[Collected data]
>>>>>

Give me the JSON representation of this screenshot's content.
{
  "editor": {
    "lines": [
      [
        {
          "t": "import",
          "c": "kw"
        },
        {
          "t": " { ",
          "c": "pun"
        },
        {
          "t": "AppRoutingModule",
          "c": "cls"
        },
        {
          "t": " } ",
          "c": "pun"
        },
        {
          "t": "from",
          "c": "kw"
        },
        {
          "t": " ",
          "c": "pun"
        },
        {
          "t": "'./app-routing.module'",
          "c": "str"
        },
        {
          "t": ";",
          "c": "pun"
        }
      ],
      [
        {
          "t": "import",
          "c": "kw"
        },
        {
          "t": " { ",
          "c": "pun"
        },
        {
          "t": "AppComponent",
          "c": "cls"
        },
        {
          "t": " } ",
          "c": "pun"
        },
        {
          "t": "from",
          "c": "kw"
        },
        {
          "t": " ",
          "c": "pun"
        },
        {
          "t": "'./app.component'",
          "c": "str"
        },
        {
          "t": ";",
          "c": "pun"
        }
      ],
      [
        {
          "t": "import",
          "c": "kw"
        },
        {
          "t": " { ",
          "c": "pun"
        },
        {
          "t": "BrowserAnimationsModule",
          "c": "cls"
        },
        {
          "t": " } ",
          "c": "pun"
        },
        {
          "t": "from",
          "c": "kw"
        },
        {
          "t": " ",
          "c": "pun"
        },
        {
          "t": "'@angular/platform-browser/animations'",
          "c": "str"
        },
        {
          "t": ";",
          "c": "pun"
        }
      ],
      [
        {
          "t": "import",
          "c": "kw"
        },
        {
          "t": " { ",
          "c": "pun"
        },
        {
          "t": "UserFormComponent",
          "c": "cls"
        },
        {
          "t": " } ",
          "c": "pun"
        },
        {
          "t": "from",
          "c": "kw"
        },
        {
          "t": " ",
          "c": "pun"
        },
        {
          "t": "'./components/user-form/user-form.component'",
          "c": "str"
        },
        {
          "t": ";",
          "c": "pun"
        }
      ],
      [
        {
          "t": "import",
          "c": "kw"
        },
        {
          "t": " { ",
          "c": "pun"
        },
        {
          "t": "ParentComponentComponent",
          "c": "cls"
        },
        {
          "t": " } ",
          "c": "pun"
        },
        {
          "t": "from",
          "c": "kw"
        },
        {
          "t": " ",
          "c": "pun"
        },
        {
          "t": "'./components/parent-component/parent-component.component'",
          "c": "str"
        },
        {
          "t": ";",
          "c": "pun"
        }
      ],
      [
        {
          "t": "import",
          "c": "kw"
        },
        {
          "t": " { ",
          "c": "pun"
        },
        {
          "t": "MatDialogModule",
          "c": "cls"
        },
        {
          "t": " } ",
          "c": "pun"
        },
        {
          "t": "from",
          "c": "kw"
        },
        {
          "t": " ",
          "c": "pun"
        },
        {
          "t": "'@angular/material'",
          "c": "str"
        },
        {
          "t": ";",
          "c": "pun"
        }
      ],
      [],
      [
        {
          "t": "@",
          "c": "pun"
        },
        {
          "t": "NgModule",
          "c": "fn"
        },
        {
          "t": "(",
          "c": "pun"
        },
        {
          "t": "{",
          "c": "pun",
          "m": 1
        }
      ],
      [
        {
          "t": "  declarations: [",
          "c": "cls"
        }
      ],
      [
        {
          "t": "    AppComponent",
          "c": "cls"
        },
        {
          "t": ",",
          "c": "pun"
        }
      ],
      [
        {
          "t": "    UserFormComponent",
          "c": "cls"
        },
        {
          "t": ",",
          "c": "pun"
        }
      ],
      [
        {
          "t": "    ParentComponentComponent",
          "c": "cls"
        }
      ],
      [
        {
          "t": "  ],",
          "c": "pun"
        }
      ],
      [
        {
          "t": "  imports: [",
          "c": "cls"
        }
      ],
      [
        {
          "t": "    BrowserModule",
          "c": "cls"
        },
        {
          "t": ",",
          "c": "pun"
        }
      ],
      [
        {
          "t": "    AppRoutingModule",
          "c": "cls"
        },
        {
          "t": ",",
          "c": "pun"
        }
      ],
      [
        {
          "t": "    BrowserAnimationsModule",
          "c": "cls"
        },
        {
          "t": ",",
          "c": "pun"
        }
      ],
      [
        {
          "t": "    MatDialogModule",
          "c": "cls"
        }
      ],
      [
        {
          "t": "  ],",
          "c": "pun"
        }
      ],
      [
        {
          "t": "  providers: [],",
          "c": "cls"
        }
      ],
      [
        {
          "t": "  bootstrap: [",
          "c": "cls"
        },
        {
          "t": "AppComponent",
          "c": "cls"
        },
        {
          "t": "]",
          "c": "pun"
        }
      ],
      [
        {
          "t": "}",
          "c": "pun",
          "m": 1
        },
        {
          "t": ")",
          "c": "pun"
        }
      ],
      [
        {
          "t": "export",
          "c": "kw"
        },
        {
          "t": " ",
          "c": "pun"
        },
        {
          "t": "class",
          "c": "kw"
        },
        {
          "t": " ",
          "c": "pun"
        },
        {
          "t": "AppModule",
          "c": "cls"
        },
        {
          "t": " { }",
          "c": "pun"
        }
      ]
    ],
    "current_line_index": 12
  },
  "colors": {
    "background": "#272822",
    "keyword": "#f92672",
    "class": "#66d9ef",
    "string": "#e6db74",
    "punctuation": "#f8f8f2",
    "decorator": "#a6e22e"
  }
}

<<<<<

# What you are asked to do:
Give all the entries again exactly; leave none out.

# Output for this task:
Give me the JSON representation of this screenshot's content.
{
  "editor": {
    "lines": [
      [
        {
          "t": "import",
          "c": "kw"
        },
        {
          "t": " { ",
          "c": "pun"
        },
        {
          "t": "AppRoutingModule",
          "c": "cls"
        },
        {
          "t": " } ",
          "c": "pun"
        },
        {
          "t": "from",
          "c": "kw"
        },
        {
          "t": " ",
          "c": "pun"
        },
        {
          "t": "'./app-routing.module'",
          "c": "str"
        },
        {
          "t": ";",
          "c": "pun"
        }
      ],
      [
        {
          "t": "import",
          "c": "kw"
        },
        {
          "t": " { ",
          "c": "pun"
        },
        {
          "t": "AppComponent",
          "c": "cls"
        },
        {
          "t": " } ",
          "c": "pun"
        },
        {
          "t": "from",
          "c": "kw"
        },
        {
          "t": " ",
          "c": "pun"
        },
        {
          "t": "'./app.component'",
          "c": "str"
        },
        {
          "t": ";",
          "c": "pun"
        }
      ],
      [
        {
          "t": "import",
          "c": "kw"
        },
        {
          "t": " { ",
          "c": "pun"
        },
        {
          "t": "BrowserAnimationsModule",
          "c": "cls"
        },
        {
          "t": " } ",
          "c": "pun"
        },
        {
          "t": "from",
          "c": "kw"
        },
        {
          "t": " ",
          "c": "pun"
        },
        {
          "t": "'@angular/platform-browser/animations'",
          "c": "str"
        },
        {
          "t": ";",
          "c": "pun"
        }
      ],
      [
        {
          "t": "import",
          "c": "kw"
        },
        {
          "t": " { ",
          "c": "pun"
        },
        {
          "t": "UserFormComponent",
          "c": "cls"
        },
        {
          "t": " } ",
          "c": "pun"
        },
        {
          "t": "from",
          "c": "kw"
        },
        {
          "t": " ",
          "c": "pun"
        },
        {
          "t": "'./components/user-form/user-form.component'",
          "c": "str"
        },
        {
          "t": ";",
          "c": "pun"
        }
      ],
      [
        {
          "t": "import",
          "c": "kw"
        },
        {
          "t": " { ",
          "c": "pun"
        },
        {
          "t": "ParentComponentComponent",
          "c": "cls"
        },
        {
          "t": " } ",
          "c": "pun"
        },
        {
          "t": "from",
          "c": "kw"
        },
        {
          "t": " ",
          "c": "pun"
        },
        {
          "t": "'./components/parent-component/parent-component.component'",
          "c": "str"
        },
        {
          "t": ";",
          "c": "pun"
        }
      ],
      [
        {
          "t": "import",
          "c": "kw"
        },
        {
          "t": " { ",
          "c": "pun"
        },
        {
          "t": "MatDialogModule",
          "c": "cls"
        },
        {
          "t": " } ",
          "c": "pun"
        },
        {
          "t": "from",
          "c": "kw"
        },
        {
          "t": " ",
          "c": "pun"
        },
        {
          "t": "'@angular/material'",
          "c": "str"
        },
        {
          "t": ";",
          "c": "pun"
        }
      ],
      [],
      [
        {
          "t": "@",
          "c": "pun"
        },
        {
          "t": "NgModule",
          "c": "fn"
        },
        {
          "t": "(",
          "c": "pun"
        },
        {
          "t": "{",
          "c": "pun",
          "m": 1
        }
      ],
      [
        {
          "t": "  declarations: [",
          "c": "cls"
        }
      ],
      [
        {
          "t": "    AppComponent",
          "c": "cls"
        },
        {
          "t": ",",
          "c": "pun"
        }
      ],
      [
        {
          "t": "    UserFormComponent",
          "c": "cls"
        },
        {
          "t": ",",
          "c": "pun"
        }
      ],
      [
        {
          "t": "    ParentComponentComponent",
          "c": "cls"
        }
      ],
      [
        {
          "t": "  ],",
          "c": "pun"
        }
      ],
      [
        {
          "t": "  imports: [",
          "c": "cls"
        }
      ],
      [
        {
          "t": "    BrowserModule",
          "c": "cls"
        },
        {
          "t": ",",
          "c": "pun"
        }
      ],
      [
        {
          "t": "    AppRoutingModule",
          "c": "cls"
        },
        {
          "t": ",",
          "c": "pun"
        }
      ],
      [
        {
          "t": "    BrowserAnimationsModule",
          "c": "cls"
        },
        {
          "t": ",",
          "c": "pun"
        }
      ],
      [
        {
          "t": "    MatDialogModule",
          "c": "cls"
        }
      ],
      [
        {
          "t": "  ],",
          "c": "pun"
        }
      ],
      [
        {
          "t": "  providers: [],",
          "c": "cls"
        }
      ],
      [
        {
          "t": "  bootstrap: [",
          "c": "cls"
        },
        {
          "t": "AppComponent",
          "c": "cls"
        },
        {
          "t": "]",
          "c": "pun"
        }
      ],
      [
        {
          "t": "}",
          "c": "pun",
          "m": 1
        },
        {
          "t": ")",
          "c": "pun"
        }
      ],
      [
        {
          "t": "export",
          "c": "kw"
        },
        {
          "t": " ",
          "c": "pun"
        },
        {
          "t": "class",
          "c": "kw"
        },
        {
          "t": " ",
          "c": "pun"
        },
        {
          "t": "AppModule",
          "c": "cls"
        },
        {
          "t": " { }",
          "c": "pun"
        }
      ]
    ],
    "current_line_index": 12
  },
  "colors": {
    "background": "#272822",
    "keyword": "#f92672",
    "class": "#66d9ef",
    "string": "#e6db74",
    "punctuation": "#f8f8f2",
    "decorator": "#a6e22e"
  }
}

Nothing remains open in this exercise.